> Direction
Write out the records word for word, with no pictures.

> Records provided
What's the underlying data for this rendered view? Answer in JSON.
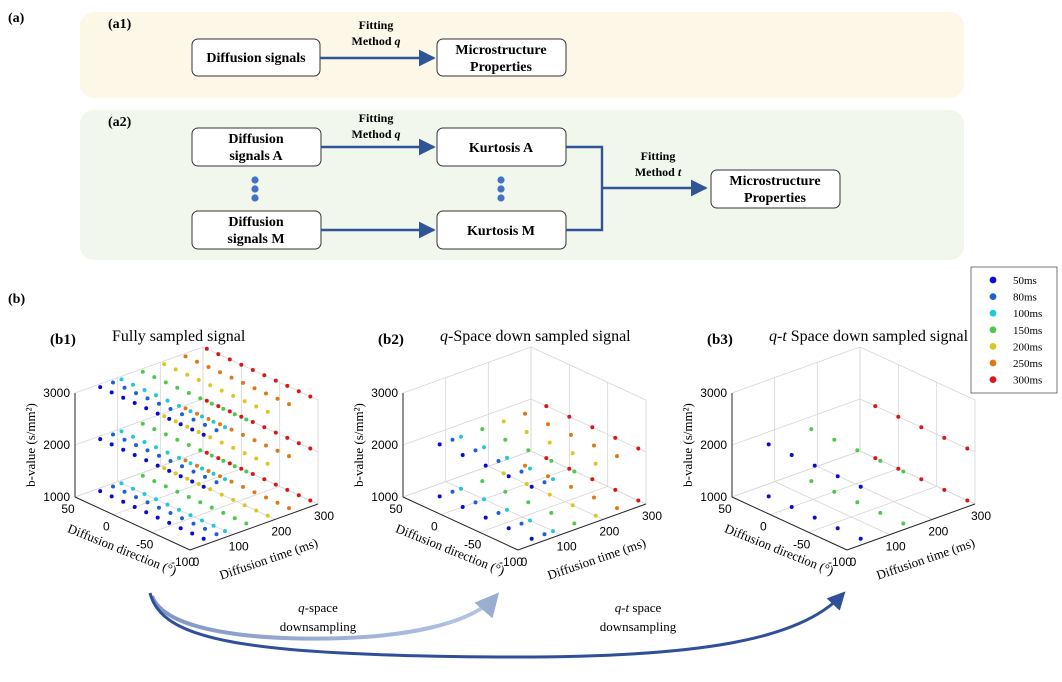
{
  "panel_a": {
    "label": "(a)",
    "a1": {
      "label": "(a1)",
      "input_box": "Diffusion signals",
      "arrow_label_line1": "Fitting",
      "arrow_label_line2": "Method ",
      "arrow_label_var": "q",
      "output_line1": "Microstructure",
      "output_line2": "Properties"
    },
    "a2": {
      "label": "(a2)",
      "input_a_line1": "Diffusion",
      "input_a_line2": "signals A",
      "input_m_line1": "Diffusion",
      "input_m_line2": "signals M",
      "fit_q_line1": "Fitting",
      "fit_q_line2": "Method ",
      "fit_q_var": "q",
      "kurtosis_a": "Kurtosis A",
      "kurtosis_m": "Kurtosis M",
      "fit_t_line1": "Fitting",
      "fit_t_line2": "Method ",
      "fit_t_var": "t",
      "output_line1": "Microstructure",
      "output_line2": "Properties"
    }
  },
  "panel_b": {
    "label": "(b)",
    "legend": [
      {
        "label": "50ms",
        "color": "#0a0ad0"
      },
      {
        "label": "80ms",
        "color": "#1f5fd6"
      },
      {
        "label": "100ms",
        "color": "#20c8d8"
      },
      {
        "label": "150ms",
        "color": "#50c850"
      },
      {
        "label": "200ms",
        "color": "#d8c820"
      },
      {
        "label": "250ms",
        "color": "#e07818"
      },
      {
        "label": "300ms",
        "color": "#d81818"
      }
    ],
    "plots": [
      {
        "id": "b1",
        "label": "(b1)",
        "title_var": "",
        "title_text": "Fully sampled signal"
      },
      {
        "id": "b2",
        "label": "(b2)",
        "title_var": "q",
        "title_text": "-Space down sampled signal"
      },
      {
        "id": "b3",
        "label": "(b3)",
        "title_var": "q-t",
        "title_text": " Space down sampled signal"
      }
    ],
    "axes": {
      "z_label": "b-value (s/mm²)",
      "z_ticks": [
        "1000",
        "2000",
        "3000"
      ],
      "y_label": "Diffusion direction (°)",
      "y_ticks": [
        "50",
        "0",
        "-50",
        "-100"
      ],
      "x_label": "Diffusion time (ms)",
      "x_ticks": [
        "0",
        "100",
        "200",
        "300"
      ]
    },
    "arrows": {
      "q_line1_var": "q",
      "q_line1_text": "-space",
      "q_line2": "downsampling",
      "qt_line1_var": "q-t",
      "qt_line1_text": " space",
      "qt_line2": "downsampling"
    }
  },
  "chart_data": [
    {
      "type": "scatter",
      "title": "Fully sampled signal",
      "xlabel": "Diffusion time (ms)",
      "ylabel": "Diffusion direction (°)",
      "zlabel": "b-value (s/mm²)",
      "xlim": [
        0,
        300
      ],
      "ylim": [
        -100,
        50
      ],
      "zlim": [
        1000,
        3000
      ],
      "series": [
        {
          "name": "50ms",
          "x": 50,
          "b_values": [
            1000,
            2000,
            3000
          ],
          "directions": [
            -90,
            -75,
            -60,
            -45,
            -30,
            -15,
            0,
            15,
            30,
            45
          ]
        },
        {
          "name": "80ms",
          "x": 80,
          "b_values": [
            1000,
            2000,
            3000
          ],
          "directions": [
            -90,
            -75,
            -60,
            -45,
            -30,
            -15,
            0,
            15,
            30,
            45
          ]
        },
        {
          "name": "100ms",
          "x": 100,
          "b_values": [
            1000,
            2000,
            3000
          ],
          "directions": [
            -90,
            -75,
            -60,
            -45,
            -30,
            -15,
            0,
            15,
            30,
            45
          ]
        },
        {
          "name": "150ms",
          "x": 150,
          "b_values": [
            1000,
            2000,
            3000
          ],
          "directions": [
            -90,
            -75,
            -60,
            -45,
            -30,
            -15,
            0,
            15,
            30,
            45
          ]
        },
        {
          "name": "200ms",
          "x": 200,
          "b_values": [
            1000,
            2000,
            3000
          ],
          "directions": [
            -90,
            -75,
            -60,
            -45,
            -30,
            -15,
            0,
            15,
            30,
            45
          ]
        },
        {
          "name": "250ms",
          "x": 250,
          "b_values": [
            1000,
            2000,
            3000
          ],
          "directions": [
            -90,
            -75,
            -60,
            -45,
            -30,
            -15,
            0,
            15,
            30,
            45
          ]
        },
        {
          "name": "300ms",
          "x": 300,
          "b_values": [
            1000,
            2000,
            3000
          ],
          "directions": [
            -90,
            -75,
            -60,
            -45,
            -30,
            -15,
            0,
            15,
            30,
            45
          ]
        }
      ]
    },
    {
      "type": "scatter",
      "title": "q-Space down sampled signal",
      "xlabel": "Diffusion time (ms)",
      "ylabel": "Diffusion direction (°)",
      "zlabel": "b-value (s/mm²)",
      "xlim": [
        0,
        300
      ],
      "ylim": [
        -100,
        50
      ],
      "zlim": [
        1000,
        3000
      ],
      "series": [
        {
          "name": "50ms",
          "x": 50,
          "b_values": [
            1000,
            2000
          ],
          "directions": [
            -90,
            -60,
            -30,
            0,
            30
          ]
        },
        {
          "name": "80ms",
          "x": 80,
          "b_values": [
            1000,
            2000
          ],
          "directions": [
            -90,
            -60,
            -30,
            0,
            30
          ]
        },
        {
          "name": "100ms",
          "x": 100,
          "b_values": [
            1000,
            2000
          ],
          "directions": [
            -90,
            -60,
            -30,
            0,
            30
          ]
        },
        {
          "name": "150ms",
          "x": 150,
          "b_values": [
            1000,
            2000
          ],
          "directions": [
            -90,
            -60,
            -30,
            0,
            30
          ]
        },
        {
          "name": "200ms",
          "x": 200,
          "b_values": [
            1000,
            2000
          ],
          "directions": [
            -90,
            -60,
            -30,
            0,
            30
          ]
        },
        {
          "name": "250ms",
          "x": 250,
          "b_values": [
            1000,
            2000
          ],
          "directions": [
            -90,
            -60,
            -30,
            0,
            30
          ]
        },
        {
          "name": "300ms",
          "x": 300,
          "b_values": [
            1000,
            2000
          ],
          "directions": [
            -90,
            -60,
            -30,
            0,
            30
          ]
        }
      ]
    },
    {
      "type": "scatter",
      "title": "q-t Space down sampled signal",
      "xlabel": "Diffusion time (ms)",
      "ylabel": "Diffusion direction (°)",
      "zlabel": "b-value (s/mm²)",
      "xlim": [
        0,
        300
      ],
      "ylim": [
        -100,
        50
      ],
      "zlim": [
        1000,
        3000
      ],
      "series": [
        {
          "name": "50ms",
          "x": 50,
          "b_values": [
            1000,
            2000
          ],
          "directions": [
            -90,
            -60,
            -30,
            0,
            30
          ]
        },
        {
          "name": "150ms",
          "x": 150,
          "b_values": [
            1000,
            2000
          ],
          "directions": [
            -90,
            -60,
            -30,
            0,
            30
          ]
        },
        {
          "name": "300ms",
          "x": 300,
          "b_values": [
            1000,
            2000
          ],
          "directions": [
            -90,
            -60,
            -30,
            0,
            30
          ]
        }
      ]
    }
  ]
}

> Response to the exercise
What's the underlying data for this rendered view? Answer in JSON.
{
  "panel_a": {
    "label": "(a)",
    "a1": {
      "label": "(a1)",
      "input_box": "Diffusion signals",
      "arrow_label_line1": "Fitting",
      "arrow_label_line2": "Method ",
      "arrow_label_var": "q",
      "output_line1": "Microstructure",
      "output_line2": "Properties"
    },
    "a2": {
      "label": "(a2)",
      "input_a_line1": "Diffusion",
      "input_a_line2": "signals A",
      "input_m_line1": "Diffusion",
      "input_m_line2": "signals M",
      "fit_q_line1": "Fitting",
      "fit_q_line2": "Method ",
      "fit_q_var": "q",
      "kurtosis_a": "Kurtosis A",
      "kurtosis_m": "Kurtosis M",
      "fit_t_line1": "Fitting",
      "fit_t_line2": "Method ",
      "fit_t_var": "t",
      "output_line1": "Microstructure",
      "output_line2": "Properties"
    }
  },
  "panel_b": {
    "label": "(b)",
    "legend": [
      {
        "label": "50ms",
        "color": "#0a0ad0"
      },
      {
        "label": "80ms",
        "color": "#1f5fd6"
      },
      {
        "label": "100ms",
        "color": "#20c8d8"
      },
      {
        "label": "150ms",
        "color": "#50c850"
      },
      {
        "label": "200ms",
        "color": "#d8c820"
      },
      {
        "label": "250ms",
        "color": "#e07818"
      },
      {
        "label": "300ms",
        "color": "#d81818"
      }
    ],
    "plots": [
      {
        "id": "b1",
        "label": "(b1)",
        "title_var": "",
        "title_text": "Fully sampled signal"
      },
      {
        "id": "b2",
        "label": "(b2)",
        "title_var": "q",
        "title_text": "-Space down sampled signal"
      },
      {
        "id": "b3",
        "label": "(b3)",
        "title_var": "q-t",
        "title_text": " Space down sampled signal"
      }
    ],
    "axes": {
      "z_label": "b-value (s/mm²)",
      "z_ticks": [
        "1000",
        "2000",
        "3000"
      ],
      "y_label": "Diffusion direction (°)",
      "y_ticks": [
        "50",
        "0",
        "-50",
        "-100"
      ],
      "x_label": "Diffusion time (ms)",
      "x_ticks": [
        "0",
        "100",
        "200",
        "300"
      ]
    },
    "arrows": {
      "q_line1_var": "q",
      "q_line1_text": "-space",
      "q_line2": "downsampling",
      "qt_line1_var": "q-t",
      "qt_line1_text": " space",
      "qt_line2": "downsampling"
    }
  },
  "chart_data": [
    {
      "type": "scatter",
      "title": "Fully sampled signal",
      "xlabel": "Diffusion time (ms)",
      "ylabel": "Diffusion direction (°)",
      "zlabel": "b-value (s/mm²)",
      "xlim": [
        0,
        300
      ],
      "ylim": [
        -100,
        50
      ],
      "zlim": [
        1000,
        3000
      ],
      "series": [
        {
          "name": "50ms",
          "x": 50,
          "b_values": [
            1000,
            2000,
            3000
          ],
          "directions": [
            -90,
            -75,
            -60,
            -45,
            -30,
            -15,
            0,
            15,
            30,
            45
          ]
        },
        {
          "name": "80ms",
          "x": 80,
          "b_values": [
            1000,
            2000,
            3000
          ],
          "directions": [
            -90,
            -75,
            -60,
            -45,
            -30,
            -15,
            0,
            15,
            30,
            45
          ]
        },
        {
          "name": "100ms",
          "x": 100,
          "b_values": [
            1000,
            2000,
            3000
          ],
          "directions": [
            -90,
            -75,
            -60,
            -45,
            -30,
            -15,
            0,
            15,
            30,
            45
          ]
        },
        {
          "name": "150ms",
          "x": 150,
          "b_values": [
            1000,
            2000,
            3000
          ],
          "directions": [
            -90,
            -75,
            -60,
            -45,
            -30,
            -15,
            0,
            15,
            30,
            45
          ]
        },
        {
          "name": "200ms",
          "x": 200,
          "b_values": [
            1000,
            2000,
            3000
          ],
          "directions": [
            -90,
            -75,
            -60,
            -45,
            -30,
            -15,
            0,
            15,
            30,
            45
          ]
        },
        {
          "name": "250ms",
          "x": 250,
          "b_values": [
            1000,
            2000,
            3000
          ],
          "directions": [
            -90,
            -75,
            -60,
            -45,
            -30,
            -15,
            0,
            15,
            30,
            45
          ]
        },
        {
          "name": "300ms",
          "x": 300,
          "b_values": [
            1000,
            2000,
            3000
          ],
          "directions": [
            -90,
            -75,
            -60,
            -45,
            -30,
            -15,
            0,
            15,
            30,
            45
          ]
        }
      ]
    },
    {
      "type": "scatter",
      "title": "q-Space down sampled signal",
      "xlabel": "Diffusion time (ms)",
      "ylabel": "Diffusion direction (°)",
      "zlabel": "b-value (s/mm²)",
      "xlim": [
        0,
        300
      ],
      "ylim": [
        -100,
        50
      ],
      "zlim": [
        1000,
        3000
      ],
      "series": [
        {
          "name": "50ms",
          "x": 50,
          "b_values": [
            1000,
            2000
          ],
          "directions": [
            -90,
            -60,
            -30,
            0,
            30
          ]
        },
        {
          "name": "80ms",
          "x": 80,
          "b_values": [
            1000,
            2000
          ],
          "directions": [
            -90,
            -60,
            -30,
            0,
            30
          ]
        },
        {
          "name": "100ms",
          "x": 100,
          "b_values": [
            1000,
            2000
          ],
          "directions": [
            -90,
            -60,
            -30,
            0,
            30
          ]
        },
        {
          "name": "150ms",
          "x": 150,
          "b_values": [
            1000,
            2000
          ],
          "directions": [
            -90,
            -60,
            -30,
            0,
            30
          ]
        },
        {
          "name": "200ms",
          "x": 200,
          "b_values": [
            1000,
            2000
          ],
          "directions": [
            -90,
            -60,
            -30,
            0,
            30
          ]
        },
        {
          "name": "250ms",
          "x": 250,
          "b_values": [
            1000,
            2000
          ],
          "directions": [
            -90,
            -60,
            -30,
            0,
            30
          ]
        },
        {
          "name": "300ms",
          "x": 300,
          "b_values": [
            1000,
            2000
          ],
          "directions": [
            -90,
            -60,
            -30,
            0,
            30
          ]
        }
      ]
    },
    {
      "type": "scatter",
      "title": "q-t Space down sampled signal",
      "xlabel": "Diffusion time (ms)",
      "ylabel": "Diffusion direction (°)",
      "zlabel": "b-value (s/mm²)",
      "xlim": [
        0,
        300
      ],
      "ylim": [
        -100,
        50
      ],
      "zlim": [
        1000,
        3000
      ],
      "series": [
        {
          "name": "50ms",
          "x": 50,
          "b_values": [
            1000,
            2000
          ],
          "directions": [
            -90,
            -60,
            -30,
            0,
            30
          ]
        },
        {
          "name": "150ms",
          "x": 150,
          "b_values": [
            1000,
            2000
          ],
          "directions": [
            -90,
            -60,
            -30,
            0,
            30
          ]
        },
        {
          "name": "300ms",
          "x": 300,
          "b_values": [
            1000,
            2000
          ],
          "directions": [
            -90,
            -60,
            -30,
            0,
            30
          ]
        }
      ]
    }
  ]
}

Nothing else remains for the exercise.